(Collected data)
• • • • • • •

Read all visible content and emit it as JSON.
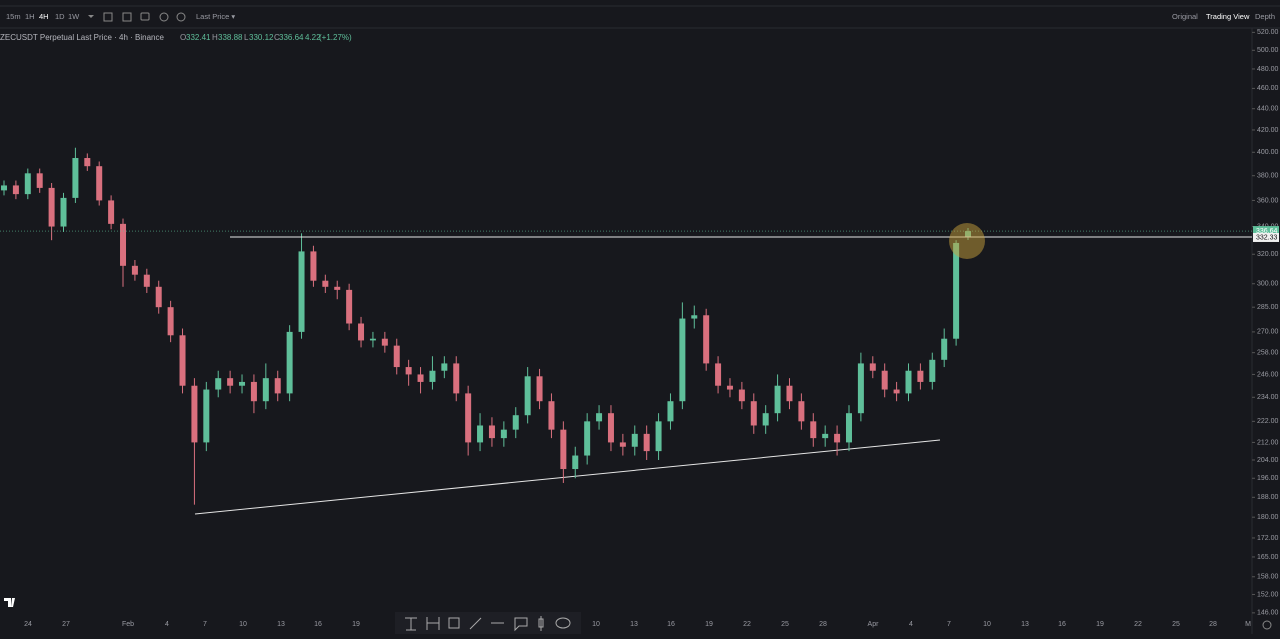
{
  "toolbar": {
    "intervals": [
      "15m",
      "1H",
      "4H",
      "1D",
      "1W"
    ],
    "price_type": "Last Price ▾",
    "views": [
      "Original",
      "Trading View",
      "Depth"
    ]
  },
  "chart_data": {
    "type": "candlestick",
    "title": "ZECUSDT Perpetual Last Price · 4h · Binance",
    "legend_labels": [
      "O",
      "H",
      "L",
      "C"
    ],
    "change": 4.22,
    "change_pct_label": "(+1.27%)",
    "up_color": "#5fbf9a",
    "down_color": "#d9707e",
    "log_scale": true,
    "open": [
      368,
      372,
      365,
      382,
      370,
      340,
      362,
      395,
      388,
      360,
      342,
      312,
      306,
      298,
      285,
      268,
      240,
      212,
      238,
      244,
      240,
      242,
      232,
      244,
      236,
      270,
      322,
      302,
      298,
      296,
      275,
      265,
      266,
      262,
      250,
      246,
      242,
      248,
      252,
      236,
      212,
      220,
      214,
      218,
      225,
      245,
      232,
      218,
      200,
      206,
      222,
      226,
      212,
      210,
      216,
      208,
      222,
      232,
      278,
      280,
      252,
      240,
      238,
      232,
      220,
      226,
      240,
      232,
      222,
      214,
      216,
      212,
      226,
      252,
      248,
      238,
      236,
      248,
      242,
      254,
      266,
      332.41
    ],
    "high": [
      376,
      376,
      386,
      386,
      374,
      366,
      404,
      399,
      392,
      364,
      346,
      316,
      310,
      302,
      289,
      272,
      244,
      242,
      248,
      248,
      246,
      246,
      252,
      248,
      274,
      335,
      326,
      306,
      302,
      300,
      279,
      270,
      270,
      266,
      254,
      250,
      256,
      256,
      256,
      240,
      226,
      224,
      222,
      229,
      250,
      249,
      236,
      222,
      210,
      226,
      230,
      230,
      216,
      220,
      220,
      226,
      236,
      288,
      286,
      284,
      256,
      244,
      242,
      236,
      230,
      246,
      244,
      236,
      226,
      220,
      220,
      230,
      258,
      256,
      252,
      242,
      252,
      252,
      258,
      272,
      330,
      338.88
    ],
    "low": [
      364,
      361,
      361,
      366,
      330,
      336,
      358,
      384,
      356,
      338,
      298,
      302,
      294,
      281,
      264,
      236,
      185,
      208,
      234,
      236,
      236,
      226,
      228,
      232,
      232,
      266,
      298,
      294,
      290,
      271,
      261,
      261,
      258,
      246,
      240,
      236,
      238,
      244,
      232,
      206,
      208,
      210,
      210,
      214,
      221,
      228,
      214,
      194,
      196,
      202,
      218,
      208,
      206,
      206,
      204,
      204,
      218,
      228,
      272,
      248,
      236,
      234,
      228,
      216,
      216,
      222,
      228,
      218,
      210,
      210,
      206,
      208,
      222,
      244,
      234,
      232,
      232,
      238,
      238,
      250,
      262,
      330.12
    ],
    "close": [
      372,
      365,
      382,
      370,
      340,
      362,
      395,
      388,
      360,
      342,
      312,
      306,
      298,
      285,
      268,
      240,
      212,
      238,
      244,
      240,
      242,
      232,
      244,
      236,
      270,
      322,
      302,
      298,
      296,
      275,
      265,
      266,
      262,
      250,
      246,
      242,
      248,
      252,
      236,
      212,
      220,
      214,
      218,
      225,
      245,
      232,
      218,
      200,
      206,
      222,
      226,
      212,
      210,
      216,
      208,
      222,
      232,
      278,
      280,
      252,
      240,
      238,
      232,
      220,
      226,
      240,
      232,
      222,
      214,
      216,
      212,
      226,
      252,
      248,
      238,
      236,
      248,
      242,
      254,
      266,
      328,
      336.64
    ],
    "hline": 332.33,
    "hline_label": "332.33",
    "ylim": [
      145,
      525
    ],
    "yticks": [
      {
        "value": 520,
        "label": "520.00"
      },
      {
        "value": 500,
        "label": "500.00"
      },
      {
        "value": 480,
        "label": "480.00"
      },
      {
        "value": 460,
        "label": "460.00"
      },
      {
        "value": 440,
        "label": "440.00"
      },
      {
        "value": 420,
        "label": "420.00"
      },
      {
        "value": 400,
        "label": "400.00"
      },
      {
        "value": 380,
        "label": "380.00"
      },
      {
        "value": 360,
        "label": "360.00"
      },
      {
        "value": 340,
        "label": "340.00"
      },
      {
        "value": 320,
        "label": "320.00"
      },
      {
        "value": 300,
        "label": "300.00"
      },
      {
        "value": 285,
        "label": "285.00"
      },
      {
        "value": 270,
        "label": "270.00"
      },
      {
        "value": 258,
        "label": "258.00"
      },
      {
        "value": 246,
        "label": "246.00"
      },
      {
        "value": 234,
        "label": "234.00"
      },
      {
        "value": 222,
        "label": "222.00"
      },
      {
        "value": 212,
        "label": "212.00"
      },
      {
        "value": 204,
        "label": "204.00"
      },
      {
        "value": 196,
        "label": "196.00"
      },
      {
        "value": 188,
        "label": "188.00"
      },
      {
        "value": 180,
        "label": "180.00"
      },
      {
        "value": 172,
        "label": "172.00"
      },
      {
        "value": 165,
        "label": "165.00"
      },
      {
        "value": 158,
        "label": "158.00"
      },
      {
        "value": 152,
        "label": "152.00"
      },
      {
        "value": 146,
        "label": "146.00"
      }
    ],
    "x_tick_labels": [
      "24",
      "27",
      "Feb",
      "4",
      "7",
      "10",
      "13",
      "16",
      "19",
      "10",
      "13",
      "16",
      "19",
      "22",
      "25",
      "28",
      "Apr",
      "4",
      "7",
      "10",
      "13",
      "16",
      "19",
      "22",
      "25",
      "28",
      "M"
    ]
  }
}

• • • • • • •

▶ GIVEN EXERCISE: Of the lines in this material, state how many hold the string "Last". Write no other words.

▶ EXPECTED ANSWER: 2